- GIVEN REQUEST:
Every record must be repeated exactly, with no omission.

Collection entries
-*-*-
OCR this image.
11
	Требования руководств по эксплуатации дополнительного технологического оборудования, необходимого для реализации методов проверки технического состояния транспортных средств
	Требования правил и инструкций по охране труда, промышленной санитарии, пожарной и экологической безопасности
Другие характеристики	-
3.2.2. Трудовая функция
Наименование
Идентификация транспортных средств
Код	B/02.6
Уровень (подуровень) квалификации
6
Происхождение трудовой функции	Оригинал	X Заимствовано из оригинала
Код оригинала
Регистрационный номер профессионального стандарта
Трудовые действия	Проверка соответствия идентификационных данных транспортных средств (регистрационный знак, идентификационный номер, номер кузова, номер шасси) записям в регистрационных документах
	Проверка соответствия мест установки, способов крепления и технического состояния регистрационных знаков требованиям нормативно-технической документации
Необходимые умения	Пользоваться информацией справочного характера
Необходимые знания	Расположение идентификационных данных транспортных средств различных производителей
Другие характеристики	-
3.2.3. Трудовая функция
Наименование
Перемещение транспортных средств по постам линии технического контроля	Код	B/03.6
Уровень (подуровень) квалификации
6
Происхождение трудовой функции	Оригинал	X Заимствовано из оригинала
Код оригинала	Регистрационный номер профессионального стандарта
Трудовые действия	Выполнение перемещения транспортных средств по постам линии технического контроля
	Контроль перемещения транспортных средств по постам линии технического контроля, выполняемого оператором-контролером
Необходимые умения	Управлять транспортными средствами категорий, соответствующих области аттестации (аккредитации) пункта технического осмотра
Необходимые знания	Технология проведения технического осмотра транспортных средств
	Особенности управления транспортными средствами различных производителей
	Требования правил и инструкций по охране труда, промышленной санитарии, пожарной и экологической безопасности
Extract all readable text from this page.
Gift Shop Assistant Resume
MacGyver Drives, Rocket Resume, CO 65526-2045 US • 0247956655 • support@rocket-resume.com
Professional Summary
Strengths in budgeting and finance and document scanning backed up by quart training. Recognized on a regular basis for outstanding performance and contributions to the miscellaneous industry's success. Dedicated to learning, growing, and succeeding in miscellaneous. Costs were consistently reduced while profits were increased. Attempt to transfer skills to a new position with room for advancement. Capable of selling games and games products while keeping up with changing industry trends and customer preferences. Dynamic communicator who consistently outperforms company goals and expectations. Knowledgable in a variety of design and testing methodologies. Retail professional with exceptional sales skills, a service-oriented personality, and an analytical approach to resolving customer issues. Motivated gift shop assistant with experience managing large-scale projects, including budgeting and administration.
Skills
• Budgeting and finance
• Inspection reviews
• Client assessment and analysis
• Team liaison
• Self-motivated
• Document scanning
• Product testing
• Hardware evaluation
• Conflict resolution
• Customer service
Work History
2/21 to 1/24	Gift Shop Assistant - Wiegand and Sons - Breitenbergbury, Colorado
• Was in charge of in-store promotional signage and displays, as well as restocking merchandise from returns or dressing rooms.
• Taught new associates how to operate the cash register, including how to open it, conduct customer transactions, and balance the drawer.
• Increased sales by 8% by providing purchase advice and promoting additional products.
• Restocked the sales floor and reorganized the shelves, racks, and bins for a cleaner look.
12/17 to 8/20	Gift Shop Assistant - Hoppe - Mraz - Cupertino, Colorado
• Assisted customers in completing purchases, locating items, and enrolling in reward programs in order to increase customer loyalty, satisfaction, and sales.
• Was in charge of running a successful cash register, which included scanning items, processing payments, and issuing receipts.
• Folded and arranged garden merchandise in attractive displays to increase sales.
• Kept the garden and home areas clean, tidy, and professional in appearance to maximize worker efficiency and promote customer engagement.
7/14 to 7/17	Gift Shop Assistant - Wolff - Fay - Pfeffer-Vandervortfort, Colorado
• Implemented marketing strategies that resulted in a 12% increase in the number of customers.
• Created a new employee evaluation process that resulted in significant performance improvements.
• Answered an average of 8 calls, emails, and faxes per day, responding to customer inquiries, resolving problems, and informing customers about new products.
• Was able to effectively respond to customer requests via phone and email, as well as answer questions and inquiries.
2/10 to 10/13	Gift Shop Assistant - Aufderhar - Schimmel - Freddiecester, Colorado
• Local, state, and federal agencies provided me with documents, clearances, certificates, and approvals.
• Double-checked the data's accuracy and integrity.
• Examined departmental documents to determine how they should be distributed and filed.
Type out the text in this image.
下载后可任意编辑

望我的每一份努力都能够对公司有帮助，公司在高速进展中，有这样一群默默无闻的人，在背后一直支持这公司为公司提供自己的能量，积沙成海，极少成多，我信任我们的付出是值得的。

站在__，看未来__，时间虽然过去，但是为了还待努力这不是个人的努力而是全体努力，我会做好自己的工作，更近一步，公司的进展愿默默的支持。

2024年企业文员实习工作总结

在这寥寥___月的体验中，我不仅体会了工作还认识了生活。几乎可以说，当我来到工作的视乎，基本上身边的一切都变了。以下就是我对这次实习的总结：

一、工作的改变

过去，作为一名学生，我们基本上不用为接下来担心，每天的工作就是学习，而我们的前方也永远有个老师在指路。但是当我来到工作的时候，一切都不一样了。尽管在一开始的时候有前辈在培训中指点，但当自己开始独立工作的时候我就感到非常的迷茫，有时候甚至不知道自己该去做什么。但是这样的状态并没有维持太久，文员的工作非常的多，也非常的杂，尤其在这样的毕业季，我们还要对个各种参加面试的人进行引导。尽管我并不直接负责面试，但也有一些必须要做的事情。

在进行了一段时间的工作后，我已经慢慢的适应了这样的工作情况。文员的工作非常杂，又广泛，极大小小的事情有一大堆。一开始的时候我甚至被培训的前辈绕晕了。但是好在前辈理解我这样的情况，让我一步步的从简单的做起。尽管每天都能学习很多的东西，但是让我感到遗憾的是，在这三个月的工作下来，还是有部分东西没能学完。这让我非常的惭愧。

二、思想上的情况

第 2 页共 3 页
-*-*-
- CORRECT RESPONSE:
OCR this image.
11
	Требования руководств по эксплуатации дополнительного технологического оборудования, необходимого для реализации методов проверки технического состояния транспортных средств
	Требования правил и инструкций по охране труда, промышленной санитарии, пожарной и экологической безопасности
Другие характеристики	-
3.2.2. Трудовая функция
Наименование
Идентификация транспортных средств
Код	B/02.6
Уровень (подуровень) квалификации
6
Происхождение трудовой функции	Оригинал	X Заимствовано из оригинала
Код оригинала
Регистрационный номер профессионального стандарта
Трудовые действия	Проверка соответствия идентификационных данных транспортных средств (регистрационный знак, идентификационный номер, номер кузова, номер шасси) записям в регистрационных документах
	Проверка соответствия мест установки, способов крепления и технического состояния регистрационных знаков требованиям нормативно-технической документации
Необходимые умения	Пользоваться информацией справочного характера
Необходимые знания	Расположение идентификационных данных транспортных средств различных производителей
Другие характеристики	-
3.2.3. Трудовая функция
Наименование
Перемещение транспортных средств по постам линии технического контроля	Код	B/03.6
Уровень (подуровень) квалификации
6
Происхождение трудовой функции	Оригинал	X Заимствовано из оригинала
Код оригинала	Регистрационный номер профессионального стандарта
Трудовые действия	Выполнение перемещения транспортных средств по постам линии технического контроля
	Контроль перемещения транспортных средств по постам линии технического контроля, выполняемого оператором-контролером
Необходимые умения	Управлять транспортными средствами категорий, соответствующих области аттестации (аккредитации) пункта технического осмотра
Необходимые знания	Технология проведения технического осмотра транспортных средств
	Особенности управления транспортными средствами различных производителей
	Требования правил и инструкций по охране труда, промышленной санитарии, пожарной и экологической безопасности
Extract all readable text from this page.
Gift Shop Assistant Resume
MacGyver Drives, Rocket Resume, CO 65526-2045 US • 0247956655 • support@rocket-resume.com
Professional Summary
Strengths in budgeting and finance and document scanning backed up by quart training. Recognized on a regular basis for outstanding performance and contributions to the miscellaneous industry's success. Dedicated to learning, growing, and succeeding in miscellaneous. Costs were consistently reduced while profits were increased. Attempt to transfer skills to a new position with room for advancement. Capable of selling games and games products while keeping up with changing industry trends and customer preferences. Dynamic communicator who consistently outperforms company goals and expectations. Knowledgable in a variety of design and testing methodologies. Retail professional with exceptional sales skills, a service-oriented personality, and an analytical approach to resolving customer issues. Motivated gift shop assistant with experience managing large-scale projects, including budgeting and administration.
Skills
• Budgeting and finance
• Inspection reviews
• Client assessment and analysis
• Team liaison
• Self-motivated
• Document scanning
• Product testing
• Hardware evaluation
• Conflict resolution
• Customer service
Work History
2/21 to 1/24	Gift Shop Assistant - Wiegand and Sons - Breitenbergbury, Colorado
• Was in charge of in-store promotional signage and displays, as well as restocking merchandise from returns or dressing rooms.
• Taught new associates how to operate the cash register, including how to open it, conduct customer transactions, and balance the drawer.
• Increased sales by 8% by providing purchase advice and promoting additional products.
• Restocked the sales floor and reorganized the shelves, racks, and bins for a cleaner look.
12/17 to 8/20	Gift Shop Assistant - Hoppe - Mraz - Cupertino, Colorado
• Assisted customers in completing purchases, locating items, and enrolling in reward programs in order to increase customer loyalty, satisfaction, and sales.
• Was in charge of running a successful cash register, which included scanning items, processing payments, and issuing receipts.
• Folded and arranged garden merchandise in attractive displays to increase sales.
• Kept the garden and home areas clean, tidy, and professional in appearance to maximize worker efficiency and promote customer engagement.
7/14 to 7/17	Gift Shop Assistant - Wolff - Fay - Pfeffer-Vandervortfort, Colorado
• Implemented marketing strategies that resulted in a 12% increase in the number of customers.
• Created a new employee evaluation process that resulted in significant performance improvements.
• Answered an average of 8 calls, emails, and faxes per day, responding to customer inquiries, resolving problems, and informing customers about new products.
• Was able to effectively respond to customer requests via phone and email, as well as answer questions and inquiries.
2/10 to 10/13	Gift Shop Assistant - Aufderhar - Schimmel - Freddiecester, Colorado
• Local, state, and federal agencies provided me with documents, clearances, certificates, and approvals.
• Double-checked the data's accuracy and integrity.
• Examined departmental documents to determine how they should be distributed and filed.
Type out the text in this image.
下载后可任意编辑

望我的每一份努力都能够对公司有帮助，公司在高速进展中，有这样一群默默无闻的人，在背后一直支持这公司为公司提供自己的能量，积沙成海，极少成多，我信任我们的付出是值得的。

站在__，看未来__，时间虽然过去，但是为了还待努力这不是个人的努力而是全体努力，我会做好自己的工作，更近一步，公司的进展愿默默的支持。

2024年企业文员实习工作总结

在这寥寥___月的体验中，我不仅体会了工作还认识了生活。几乎可以说，当我来到工作的视乎，基本上身边的一切都变了。以下就是我对这次实习的总结：

一、工作的改变

过去，作为一名学生，我们基本上不用为接下来担心，每天的工作就是学习，而我们的前方也永远有个老师在指路。但是当我来到工作的时候，一切都不一样了。尽管在一开始的时候有前辈在培训中指点，但当自己开始独立工作的时候我就感到非常的迷茫，有时候甚至不知道自己该去做什么。但是这样的状态并没有维持太久，文员的工作非常的多，也非常的杂，尤其在这样的毕业季，我们还要对个各种参加面试的人进行引导。尽管我并不直接负责面试，但也有一些必须要做的事情。

在进行了一段时间的工作后，我已经慢慢的适应了这样的工作情况。文员的工作非常杂，又广泛，极大小小的事情有一大堆。一开始的时候我甚至被培训的前辈绕晕了。但是好在前辈理解我这样的情况，让我一步步的从简单的做起。尽管每天都能学习很多的东西，但是让我感到遗憾的是，在这三个月的工作下来，还是有部分东西没能学完。这让我非常的惭愧。

二、思想上的情况

第 2 页共 3 页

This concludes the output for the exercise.